- _BRIEF_
Copy down all of the data underneath, exactly as shown.
──────────────────────────────
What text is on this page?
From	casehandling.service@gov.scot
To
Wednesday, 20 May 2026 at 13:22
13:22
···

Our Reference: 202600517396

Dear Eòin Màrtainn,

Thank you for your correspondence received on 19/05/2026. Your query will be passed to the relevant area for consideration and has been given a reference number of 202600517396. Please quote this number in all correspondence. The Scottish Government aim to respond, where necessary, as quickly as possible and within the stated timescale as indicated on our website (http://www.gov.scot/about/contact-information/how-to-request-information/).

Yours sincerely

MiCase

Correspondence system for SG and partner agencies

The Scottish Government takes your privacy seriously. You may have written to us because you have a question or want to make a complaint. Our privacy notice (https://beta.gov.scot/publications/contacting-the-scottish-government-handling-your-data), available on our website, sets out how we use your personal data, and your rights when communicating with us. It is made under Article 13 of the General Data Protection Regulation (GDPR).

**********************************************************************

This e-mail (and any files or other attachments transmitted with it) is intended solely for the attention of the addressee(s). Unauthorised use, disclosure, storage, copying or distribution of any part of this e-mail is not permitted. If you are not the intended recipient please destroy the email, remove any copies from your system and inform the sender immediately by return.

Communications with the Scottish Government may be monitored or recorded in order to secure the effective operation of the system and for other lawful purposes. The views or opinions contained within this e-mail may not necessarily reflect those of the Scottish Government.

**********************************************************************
──────────────────────────────
- _PROBLEM SOLUTION_
What text is on this page?
From	casehandling.service@gov.scot
To
Wednesday, 20 May 2026 at 13:22
13:22
···

Our Reference: 202600517396

Dear Eòin Màrtainn,

Thank you for your correspondence received on 19/05/2026. Your query will be passed to the relevant area for consideration and has been given a reference number of 202600517396. Please quote this number in all correspondence. The Scottish Government aim to respond, where necessary, as quickly as possible and within the stated timescale as indicated on our website (http://www.gov.scot/about/contact-information/how-to-request-information/).

Yours sincerely

MiCase

Correspondence system for SG and partner agencies

The Scottish Government takes your privacy seriously. You may have written to us because you have a question or want to make a complaint. Our privacy notice (https://beta.gov.scot/publications/contacting-the-scottish-government-handling-your-data), available on our website, sets out how we use your personal data, and your rights when communicating with us. It is made under Article 13 of the General Data Protection Regulation (GDPR).

**********************************************************************

This e-mail (and any files or other attachments transmitted with it) is intended solely for the attention of the addressee(s). Unauthorised use, disclosure, storage, copying or distribution of any part of this e-mail is not permitted. If you are not the intended recipient please destroy the email, remove any copies from your system and inform the sender immediately by return.

Communications with the Scottish Government may be monitored or recorded in order to secure the effective operation of the system and for other lawful purposes. The views or opinions contained within this e-mail may not necessarily reflect those of the Scottish Government.

**********************************************************************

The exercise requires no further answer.